RAW RECORDS:
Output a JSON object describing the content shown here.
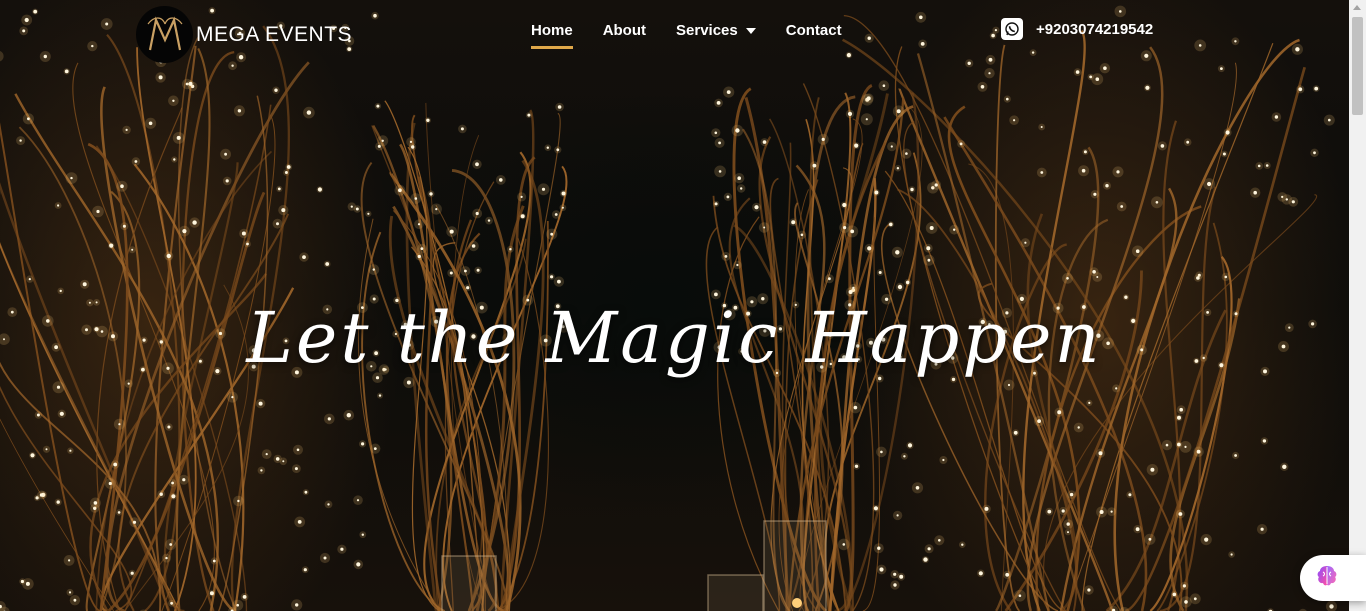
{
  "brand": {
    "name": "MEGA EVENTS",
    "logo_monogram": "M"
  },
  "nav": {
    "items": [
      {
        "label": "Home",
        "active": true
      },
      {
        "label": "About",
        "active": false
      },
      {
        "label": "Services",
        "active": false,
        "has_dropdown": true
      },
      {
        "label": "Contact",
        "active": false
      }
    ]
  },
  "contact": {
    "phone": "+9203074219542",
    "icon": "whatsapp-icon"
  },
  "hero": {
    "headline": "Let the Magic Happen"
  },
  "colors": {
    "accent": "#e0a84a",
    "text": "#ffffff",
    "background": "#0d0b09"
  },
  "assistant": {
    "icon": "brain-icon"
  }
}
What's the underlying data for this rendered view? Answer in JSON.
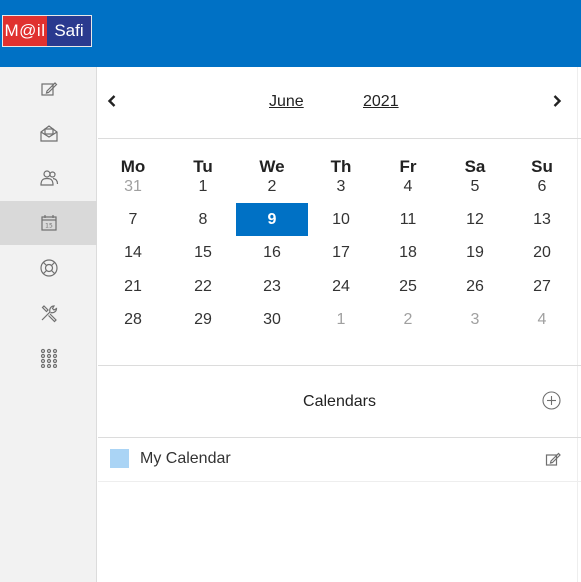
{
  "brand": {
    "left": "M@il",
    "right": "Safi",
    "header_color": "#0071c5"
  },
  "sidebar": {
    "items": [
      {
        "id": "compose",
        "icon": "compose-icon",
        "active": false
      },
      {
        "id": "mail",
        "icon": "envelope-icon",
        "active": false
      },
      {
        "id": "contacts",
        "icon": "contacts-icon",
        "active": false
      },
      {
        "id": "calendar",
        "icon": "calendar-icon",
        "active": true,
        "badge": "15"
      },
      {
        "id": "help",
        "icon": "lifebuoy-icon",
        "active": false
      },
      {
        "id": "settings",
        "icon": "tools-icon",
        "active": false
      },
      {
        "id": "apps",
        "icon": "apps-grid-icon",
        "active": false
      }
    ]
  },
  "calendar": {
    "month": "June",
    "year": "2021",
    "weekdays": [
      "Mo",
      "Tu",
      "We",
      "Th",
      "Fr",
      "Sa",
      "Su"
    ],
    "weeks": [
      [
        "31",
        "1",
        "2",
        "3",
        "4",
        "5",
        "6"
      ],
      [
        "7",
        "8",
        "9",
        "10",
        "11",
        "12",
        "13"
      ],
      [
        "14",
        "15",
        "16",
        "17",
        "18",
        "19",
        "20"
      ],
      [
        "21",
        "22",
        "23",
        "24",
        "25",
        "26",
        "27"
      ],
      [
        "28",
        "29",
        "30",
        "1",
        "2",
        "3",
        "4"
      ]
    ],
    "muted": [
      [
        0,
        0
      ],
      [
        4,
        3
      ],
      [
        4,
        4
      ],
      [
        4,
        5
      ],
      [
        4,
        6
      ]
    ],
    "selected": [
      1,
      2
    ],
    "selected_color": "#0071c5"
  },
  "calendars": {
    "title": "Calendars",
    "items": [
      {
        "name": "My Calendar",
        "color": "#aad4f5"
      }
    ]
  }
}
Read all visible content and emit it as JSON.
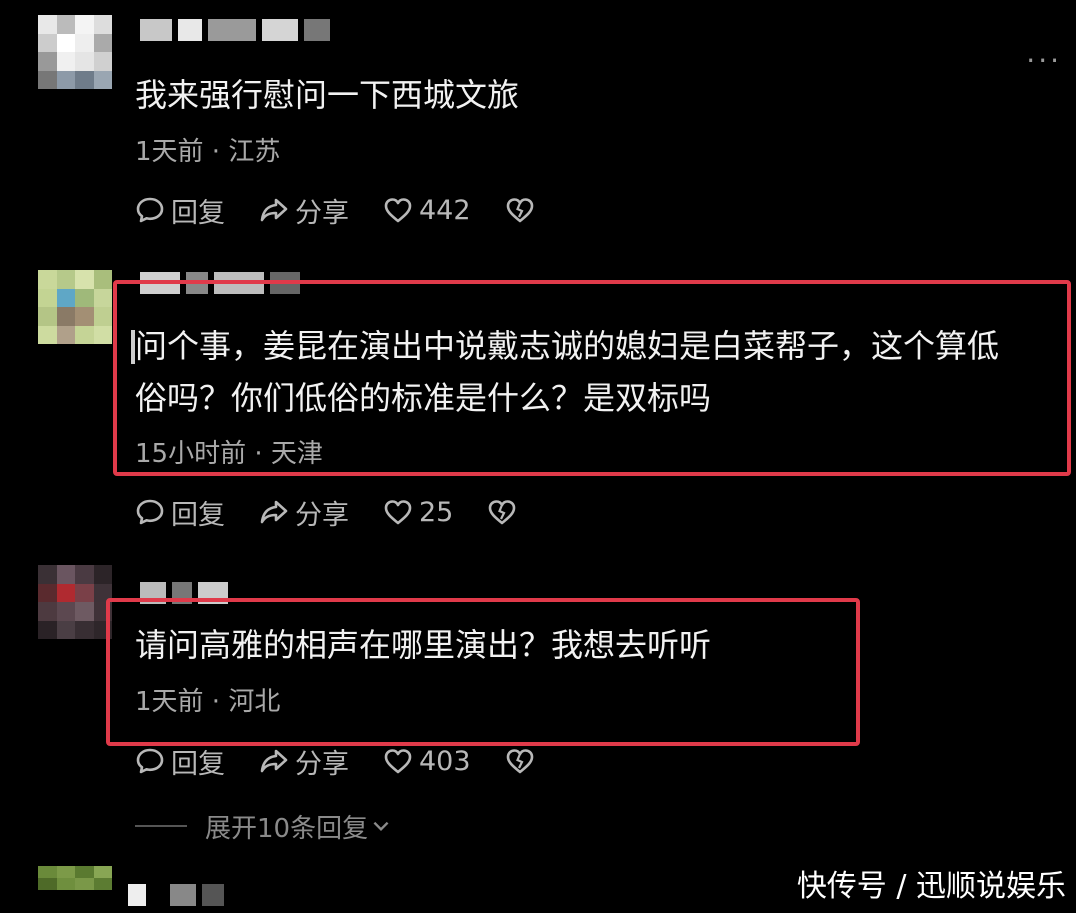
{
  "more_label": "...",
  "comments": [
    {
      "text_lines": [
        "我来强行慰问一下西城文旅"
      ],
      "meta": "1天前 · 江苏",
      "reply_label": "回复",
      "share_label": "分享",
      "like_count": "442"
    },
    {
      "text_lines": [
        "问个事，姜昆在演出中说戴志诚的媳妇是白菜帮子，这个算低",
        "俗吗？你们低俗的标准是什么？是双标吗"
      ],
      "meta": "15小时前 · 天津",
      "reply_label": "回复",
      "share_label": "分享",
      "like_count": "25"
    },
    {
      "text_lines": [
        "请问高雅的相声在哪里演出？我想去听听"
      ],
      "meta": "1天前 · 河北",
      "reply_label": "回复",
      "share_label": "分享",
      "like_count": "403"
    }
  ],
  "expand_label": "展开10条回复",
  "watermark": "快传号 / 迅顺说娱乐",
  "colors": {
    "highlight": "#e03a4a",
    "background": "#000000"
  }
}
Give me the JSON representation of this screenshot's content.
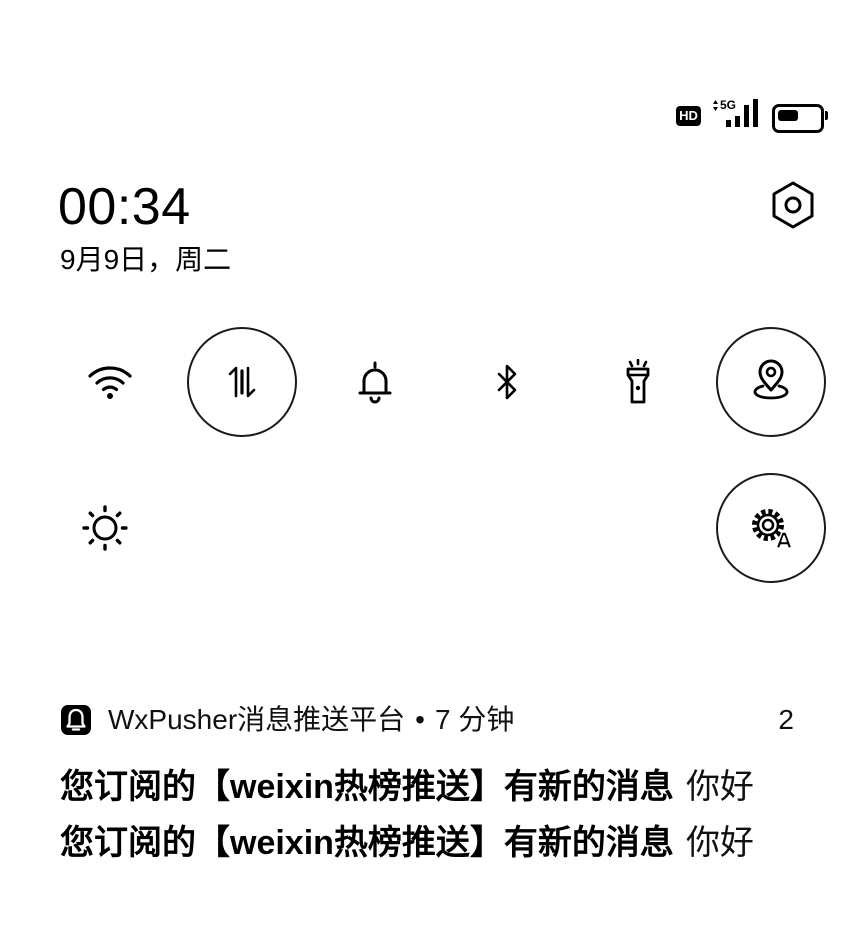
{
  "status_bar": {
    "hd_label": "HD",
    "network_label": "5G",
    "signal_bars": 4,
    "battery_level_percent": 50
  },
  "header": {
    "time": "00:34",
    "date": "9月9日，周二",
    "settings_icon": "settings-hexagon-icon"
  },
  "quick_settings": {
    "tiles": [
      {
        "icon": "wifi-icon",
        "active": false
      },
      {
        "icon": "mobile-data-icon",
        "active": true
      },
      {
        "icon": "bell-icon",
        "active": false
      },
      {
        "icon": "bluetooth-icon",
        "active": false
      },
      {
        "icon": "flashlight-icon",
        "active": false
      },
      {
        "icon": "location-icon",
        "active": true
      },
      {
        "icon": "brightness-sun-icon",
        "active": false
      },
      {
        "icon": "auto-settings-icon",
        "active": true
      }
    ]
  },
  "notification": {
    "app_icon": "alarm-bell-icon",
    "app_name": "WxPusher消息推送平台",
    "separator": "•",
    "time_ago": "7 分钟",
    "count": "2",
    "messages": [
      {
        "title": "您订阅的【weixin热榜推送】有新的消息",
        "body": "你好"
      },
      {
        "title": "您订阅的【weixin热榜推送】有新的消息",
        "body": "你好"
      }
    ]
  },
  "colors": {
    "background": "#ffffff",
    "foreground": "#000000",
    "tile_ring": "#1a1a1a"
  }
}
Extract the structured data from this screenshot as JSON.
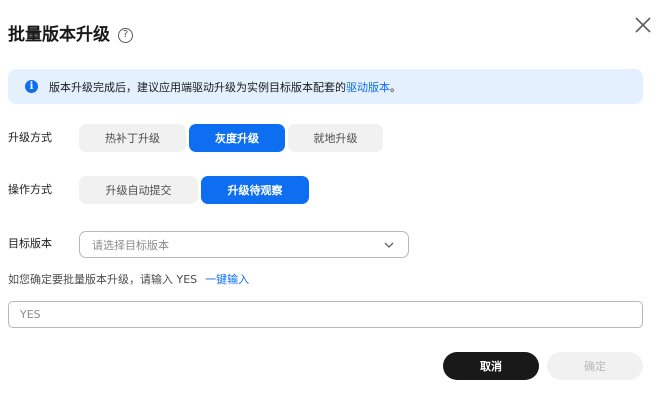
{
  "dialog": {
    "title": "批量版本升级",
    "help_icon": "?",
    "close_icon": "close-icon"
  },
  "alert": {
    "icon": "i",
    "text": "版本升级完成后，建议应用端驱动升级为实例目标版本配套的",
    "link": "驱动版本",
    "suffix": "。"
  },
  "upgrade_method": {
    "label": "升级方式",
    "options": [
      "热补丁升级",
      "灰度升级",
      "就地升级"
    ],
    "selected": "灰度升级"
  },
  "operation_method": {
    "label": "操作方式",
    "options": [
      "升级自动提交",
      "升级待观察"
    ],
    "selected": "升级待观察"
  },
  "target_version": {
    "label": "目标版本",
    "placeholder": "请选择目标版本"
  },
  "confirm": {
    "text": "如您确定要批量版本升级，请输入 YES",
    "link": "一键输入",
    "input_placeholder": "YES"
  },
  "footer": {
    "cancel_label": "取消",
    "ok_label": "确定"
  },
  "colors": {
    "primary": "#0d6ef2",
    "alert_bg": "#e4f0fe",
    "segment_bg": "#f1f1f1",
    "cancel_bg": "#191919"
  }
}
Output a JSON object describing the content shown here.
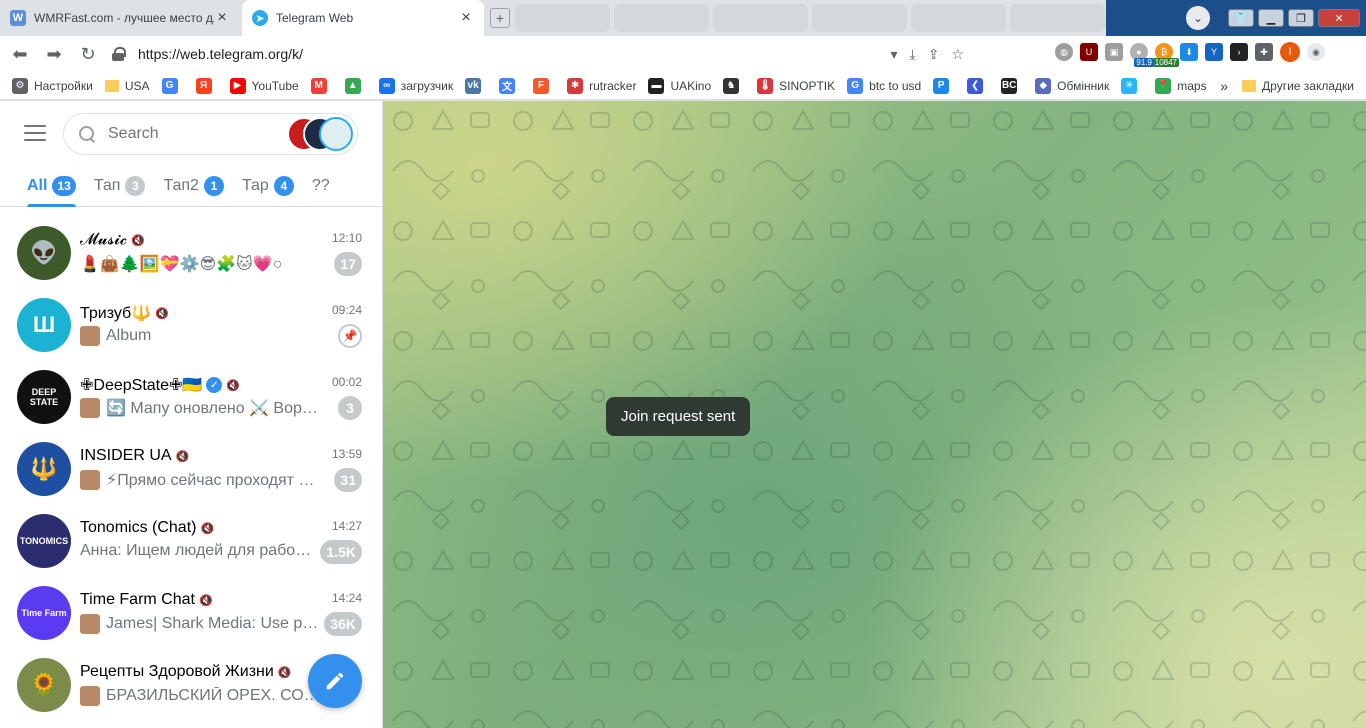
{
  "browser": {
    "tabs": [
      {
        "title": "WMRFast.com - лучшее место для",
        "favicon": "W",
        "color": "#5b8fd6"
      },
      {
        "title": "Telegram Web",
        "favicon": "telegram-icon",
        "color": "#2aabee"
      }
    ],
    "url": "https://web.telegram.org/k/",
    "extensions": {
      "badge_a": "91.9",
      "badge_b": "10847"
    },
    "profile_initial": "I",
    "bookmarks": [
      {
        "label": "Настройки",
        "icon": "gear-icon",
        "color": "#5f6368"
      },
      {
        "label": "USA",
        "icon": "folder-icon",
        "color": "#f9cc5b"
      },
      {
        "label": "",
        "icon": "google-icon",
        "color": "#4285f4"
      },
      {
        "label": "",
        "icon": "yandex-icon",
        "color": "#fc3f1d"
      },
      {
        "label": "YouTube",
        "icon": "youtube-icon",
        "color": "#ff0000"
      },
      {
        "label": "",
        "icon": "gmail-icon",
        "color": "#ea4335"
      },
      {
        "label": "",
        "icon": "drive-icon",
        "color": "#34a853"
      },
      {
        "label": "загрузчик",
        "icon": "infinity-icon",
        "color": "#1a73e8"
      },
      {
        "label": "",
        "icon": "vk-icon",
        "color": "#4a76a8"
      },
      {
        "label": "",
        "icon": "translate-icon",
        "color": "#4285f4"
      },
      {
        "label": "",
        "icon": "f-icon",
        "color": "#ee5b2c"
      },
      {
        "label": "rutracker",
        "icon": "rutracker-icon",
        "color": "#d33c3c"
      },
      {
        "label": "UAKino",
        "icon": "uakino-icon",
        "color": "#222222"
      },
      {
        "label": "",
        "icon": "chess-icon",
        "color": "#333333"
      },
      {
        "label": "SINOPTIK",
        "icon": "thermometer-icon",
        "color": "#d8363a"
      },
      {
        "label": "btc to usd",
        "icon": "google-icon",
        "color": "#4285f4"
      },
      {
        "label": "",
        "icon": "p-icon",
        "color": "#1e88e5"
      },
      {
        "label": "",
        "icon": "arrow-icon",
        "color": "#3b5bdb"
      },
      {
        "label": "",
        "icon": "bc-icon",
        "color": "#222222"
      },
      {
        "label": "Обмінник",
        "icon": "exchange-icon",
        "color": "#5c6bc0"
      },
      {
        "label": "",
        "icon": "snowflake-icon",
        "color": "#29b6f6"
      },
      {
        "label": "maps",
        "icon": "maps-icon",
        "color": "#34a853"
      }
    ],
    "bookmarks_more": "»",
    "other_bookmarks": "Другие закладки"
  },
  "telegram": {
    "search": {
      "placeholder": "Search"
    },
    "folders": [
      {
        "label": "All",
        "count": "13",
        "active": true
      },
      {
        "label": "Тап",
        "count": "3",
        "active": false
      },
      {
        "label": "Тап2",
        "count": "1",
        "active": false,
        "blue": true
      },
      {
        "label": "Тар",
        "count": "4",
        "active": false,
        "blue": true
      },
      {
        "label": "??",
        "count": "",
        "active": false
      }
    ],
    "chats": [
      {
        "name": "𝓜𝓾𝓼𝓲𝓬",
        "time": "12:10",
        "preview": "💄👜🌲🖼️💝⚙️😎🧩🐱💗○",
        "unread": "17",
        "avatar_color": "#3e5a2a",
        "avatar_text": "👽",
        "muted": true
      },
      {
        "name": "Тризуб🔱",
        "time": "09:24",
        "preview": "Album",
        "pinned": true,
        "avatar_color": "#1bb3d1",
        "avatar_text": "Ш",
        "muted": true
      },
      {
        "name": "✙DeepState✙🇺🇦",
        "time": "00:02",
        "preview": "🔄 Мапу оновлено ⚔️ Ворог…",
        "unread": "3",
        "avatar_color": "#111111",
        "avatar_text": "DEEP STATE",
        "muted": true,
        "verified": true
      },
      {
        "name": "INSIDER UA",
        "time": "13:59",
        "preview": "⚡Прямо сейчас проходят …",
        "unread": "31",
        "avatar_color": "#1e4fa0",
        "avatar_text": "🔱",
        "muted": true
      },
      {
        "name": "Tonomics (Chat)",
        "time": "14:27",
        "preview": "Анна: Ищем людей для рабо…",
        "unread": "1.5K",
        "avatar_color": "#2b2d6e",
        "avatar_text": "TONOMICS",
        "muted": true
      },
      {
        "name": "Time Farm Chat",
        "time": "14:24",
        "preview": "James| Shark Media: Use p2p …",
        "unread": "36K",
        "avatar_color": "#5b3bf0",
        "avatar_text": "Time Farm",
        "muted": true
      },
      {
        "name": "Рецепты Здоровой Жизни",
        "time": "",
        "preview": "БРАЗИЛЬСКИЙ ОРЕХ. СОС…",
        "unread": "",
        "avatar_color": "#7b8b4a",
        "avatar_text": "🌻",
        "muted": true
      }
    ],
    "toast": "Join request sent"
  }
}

INSTRUCTIONS FOR THE TASK: Locate the string "bell" in the listing above and copy every line where it occurs.

EXPECTED ANSWER:
        "icon": "bell-icon",
    "app_icon": "alarm-bell-icon",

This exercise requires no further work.